Images should be left out, and everything else in the listing reproduced exactly.
-- START OF Stored data --
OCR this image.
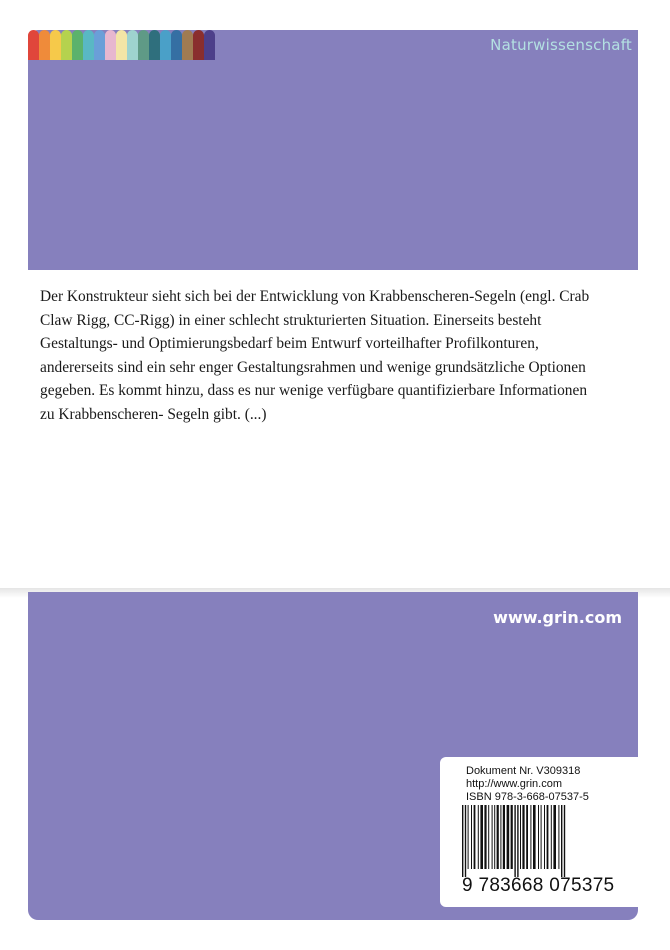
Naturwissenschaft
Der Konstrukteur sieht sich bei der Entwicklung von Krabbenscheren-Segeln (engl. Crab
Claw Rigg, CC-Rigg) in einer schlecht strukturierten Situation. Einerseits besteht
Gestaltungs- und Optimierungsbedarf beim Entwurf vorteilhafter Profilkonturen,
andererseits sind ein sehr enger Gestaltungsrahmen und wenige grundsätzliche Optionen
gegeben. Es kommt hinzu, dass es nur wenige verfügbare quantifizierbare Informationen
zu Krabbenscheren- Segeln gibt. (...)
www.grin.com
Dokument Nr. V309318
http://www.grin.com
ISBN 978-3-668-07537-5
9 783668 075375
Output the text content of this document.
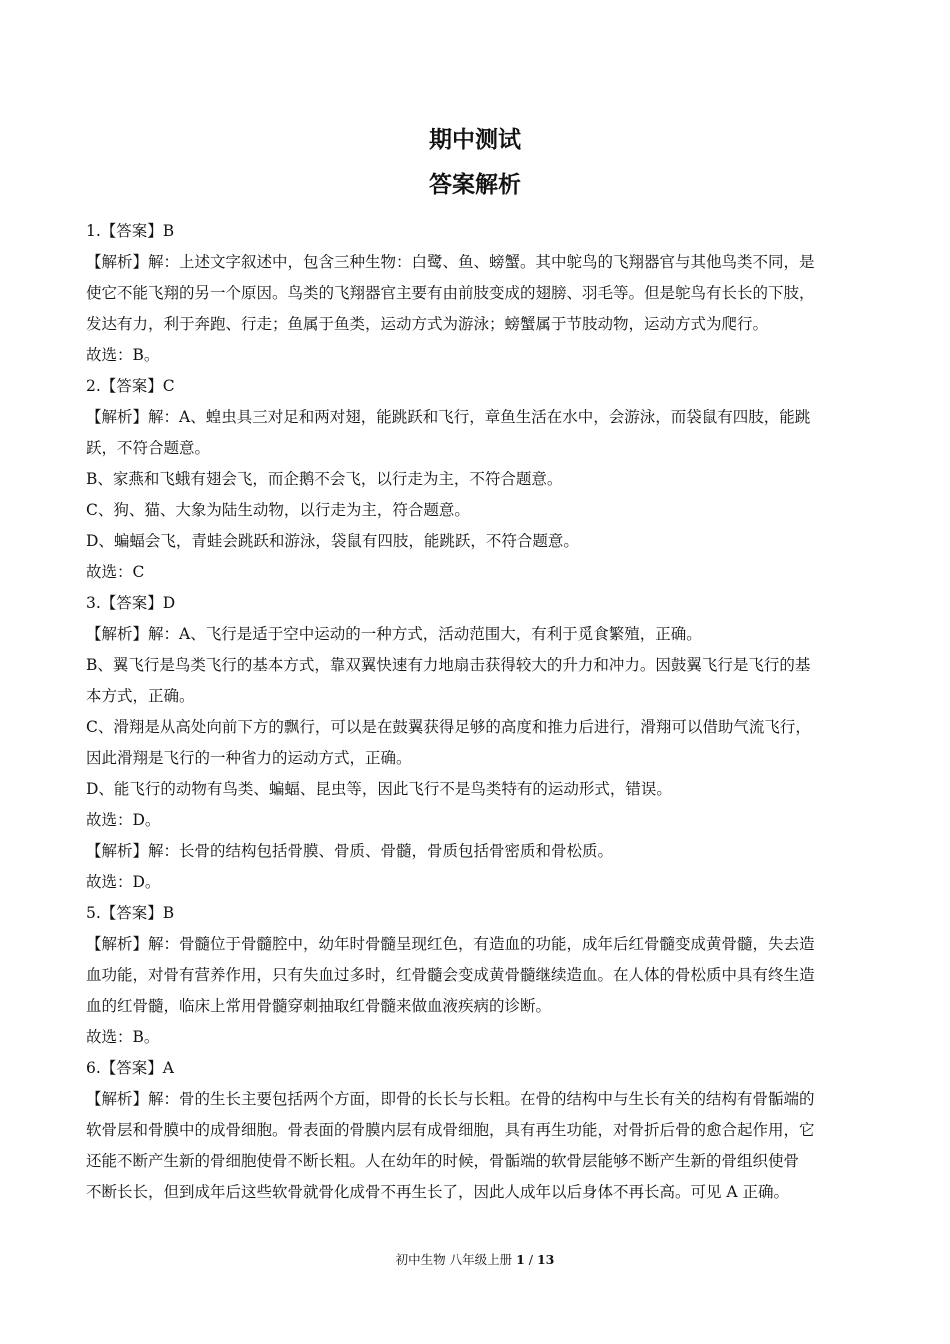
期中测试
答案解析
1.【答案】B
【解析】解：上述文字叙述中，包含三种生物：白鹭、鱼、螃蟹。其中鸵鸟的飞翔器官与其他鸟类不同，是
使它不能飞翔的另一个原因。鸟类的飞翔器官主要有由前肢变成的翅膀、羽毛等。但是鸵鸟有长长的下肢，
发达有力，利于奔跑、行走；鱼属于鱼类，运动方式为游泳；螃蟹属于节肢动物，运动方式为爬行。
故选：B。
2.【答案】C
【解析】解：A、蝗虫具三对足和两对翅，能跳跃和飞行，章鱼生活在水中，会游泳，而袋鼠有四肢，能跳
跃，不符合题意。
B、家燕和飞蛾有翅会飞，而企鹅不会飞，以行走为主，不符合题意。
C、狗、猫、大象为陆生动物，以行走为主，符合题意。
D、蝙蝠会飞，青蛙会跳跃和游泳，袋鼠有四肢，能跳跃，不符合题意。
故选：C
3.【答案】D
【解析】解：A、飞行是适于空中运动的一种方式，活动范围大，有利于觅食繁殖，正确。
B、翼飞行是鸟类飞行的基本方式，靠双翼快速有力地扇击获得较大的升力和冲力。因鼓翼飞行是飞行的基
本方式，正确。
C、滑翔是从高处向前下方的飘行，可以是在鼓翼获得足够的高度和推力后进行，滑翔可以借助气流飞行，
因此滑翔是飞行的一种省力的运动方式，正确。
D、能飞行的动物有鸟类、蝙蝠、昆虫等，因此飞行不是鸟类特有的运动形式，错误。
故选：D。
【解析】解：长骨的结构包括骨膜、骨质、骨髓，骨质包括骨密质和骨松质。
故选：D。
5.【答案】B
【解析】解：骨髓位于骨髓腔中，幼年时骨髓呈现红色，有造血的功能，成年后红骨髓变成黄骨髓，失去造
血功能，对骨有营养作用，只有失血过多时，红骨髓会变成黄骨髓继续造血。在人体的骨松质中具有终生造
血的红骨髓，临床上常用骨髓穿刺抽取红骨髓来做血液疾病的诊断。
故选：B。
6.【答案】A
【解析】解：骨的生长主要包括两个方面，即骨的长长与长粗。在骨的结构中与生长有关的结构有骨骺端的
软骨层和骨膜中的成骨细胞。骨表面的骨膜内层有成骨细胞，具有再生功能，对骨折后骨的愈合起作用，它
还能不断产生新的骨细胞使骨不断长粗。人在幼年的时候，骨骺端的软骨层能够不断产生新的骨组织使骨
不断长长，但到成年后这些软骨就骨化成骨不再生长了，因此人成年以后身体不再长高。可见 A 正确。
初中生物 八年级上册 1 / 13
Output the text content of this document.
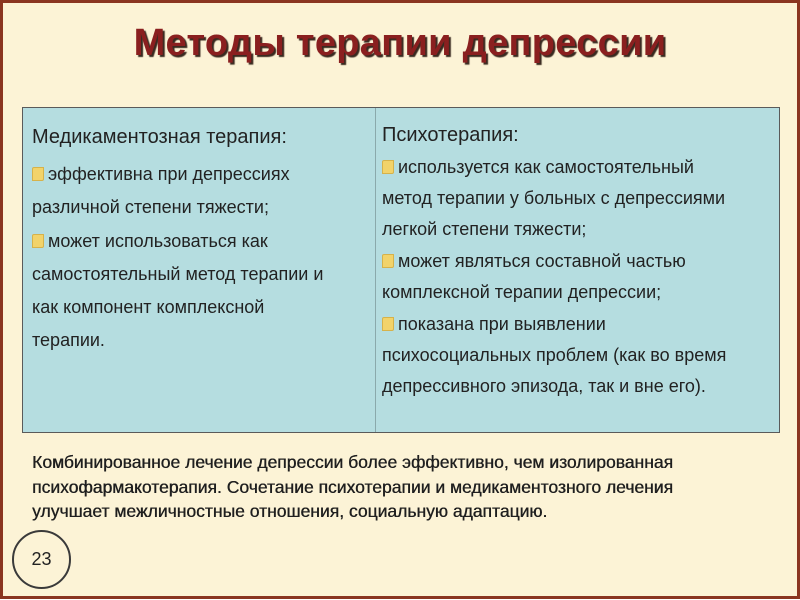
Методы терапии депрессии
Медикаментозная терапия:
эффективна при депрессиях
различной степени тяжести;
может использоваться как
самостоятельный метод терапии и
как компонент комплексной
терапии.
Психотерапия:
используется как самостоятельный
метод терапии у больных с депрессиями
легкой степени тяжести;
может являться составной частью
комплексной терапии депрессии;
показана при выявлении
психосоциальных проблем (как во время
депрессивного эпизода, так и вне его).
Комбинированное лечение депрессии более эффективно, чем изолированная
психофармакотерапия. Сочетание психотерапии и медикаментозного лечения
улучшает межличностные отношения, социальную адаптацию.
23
-- END OF Stored data --
▶ _Correct result_:
OCR this image.
Naturwissenschaft
Der Konstrukteur sieht sich bei der Entwicklung von Krabbenscheren-Segeln (engl. Crab
Claw Rigg, CC-Rigg) in einer schlecht strukturierten Situation. Einerseits besteht
Gestaltungs- und Optimierungsbedarf beim Entwurf vorteilhafter Profilkonturen,
andererseits sind ein sehr enger Gestaltungsrahmen und wenige grundsätzliche Optionen
gegeben. Es kommt hinzu, dass es nur wenige verfügbare quantifizierbare Informationen
zu Krabbenscheren- Segeln gibt. (...)
www.grin.com
Dokument Nr. V309318
http://www.grin.com
ISBN 978-3-668-07537-5
9 783668 075375
Output the text content of this document.
期中测试
答案解析
1.【答案】B
【解析】解：上述文字叙述中，包含三种生物：白鹭、鱼、螃蟹。其中鸵鸟的飞翔器官与其他鸟类不同，是
使它不能飞翔的另一个原因。鸟类的飞翔器官主要有由前肢变成的翅膀、羽毛等。但是鸵鸟有长长的下肢，
发达有力，利于奔跑、行走；鱼属于鱼类，运动方式为游泳；螃蟹属于节肢动物，运动方式为爬行。
故选：B。
2.【答案】C
【解析】解：A、蝗虫具三对足和两对翅，能跳跃和飞行，章鱼生活在水中，会游泳，而袋鼠有四肢，能跳
跃，不符合题意。
B、家燕和飞蛾有翅会飞，而企鹅不会飞，以行走为主，不符合题意。
C、狗、猫、大象为陆生动物，以行走为主，符合题意。
D、蝙蝠会飞，青蛙会跳跃和游泳，袋鼠有四肢，能跳跃，不符合题意。
故选：C
3.【答案】D
【解析】解：A、飞行是适于空中运动的一种方式，活动范围大，有利于觅食繁殖，正确。
B、翼飞行是鸟类飞行的基本方式，靠双翼快速有力地扇击获得较大的升力和冲力。因鼓翼飞行是飞行的基
本方式，正确。
C、滑翔是从高处向前下方的飘行，可以是在鼓翼获得足够的高度和推力后进行，滑翔可以借助气流飞行，
因此滑翔是飞行的一种省力的运动方式，正确。
D、能飞行的动物有鸟类、蝙蝠、昆虫等，因此飞行不是鸟类特有的运动形式，错误。
故选：D。
【解析】解：长骨的结构包括骨膜、骨质、骨髓，骨质包括骨密质和骨松质。
故选：D。
5.【答案】B
【解析】解：骨髓位于骨髓腔中，幼年时骨髓呈现红色，有造血的功能，成年后红骨髓变成黄骨髓，失去造
血功能，对骨有营养作用，只有失血过多时，红骨髓会变成黄骨髓继续造血。在人体的骨松质中具有终生造
血的红骨髓，临床上常用骨髓穿刺抽取红骨髓来做血液疾病的诊断。
故选：B。
6.【答案】A
【解析】解：骨的生长主要包括两个方面，即骨的长长与长粗。在骨的结构中与生长有关的结构有骨骺端的
软骨层和骨膜中的成骨细胞。骨表面的骨膜内层有成骨细胞，具有再生功能，对骨折后骨的愈合起作用，它
还能不断产生新的骨细胞使骨不断长粗。人在幼年的时候，骨骺端的软骨层能够不断产生新的骨组织使骨
不断长长，但到成年后这些软骨就骨化成骨不再生长了，因此人成年以后身体不再长高。可见 A 正确。
初中生物 八年级上册 1 / 13
Output the text content of this document.
Методы терапии депрессии
Медикаментозная терапия:
эффективна при депрессиях
различной степени тяжести;
может использоваться как
самостоятельный метод терапии и
как компонент комплексной
терапии.
Психотерапия:
используется как самостоятельный
метод терапии у больных с депрессиями
легкой степени тяжести;
может являться составной частью
комплексной терапии депрессии;
показана при выявлении
психосоциальных проблем (как во время
депрессивного эпизода, так и вне его).
Комбинированное лечение депрессии более эффективно, чем изолированная
психофармакотерапия. Сочетание психотерапии и медикаментозного лечения
улучшает межличностные отношения, социальную адаптацию.
23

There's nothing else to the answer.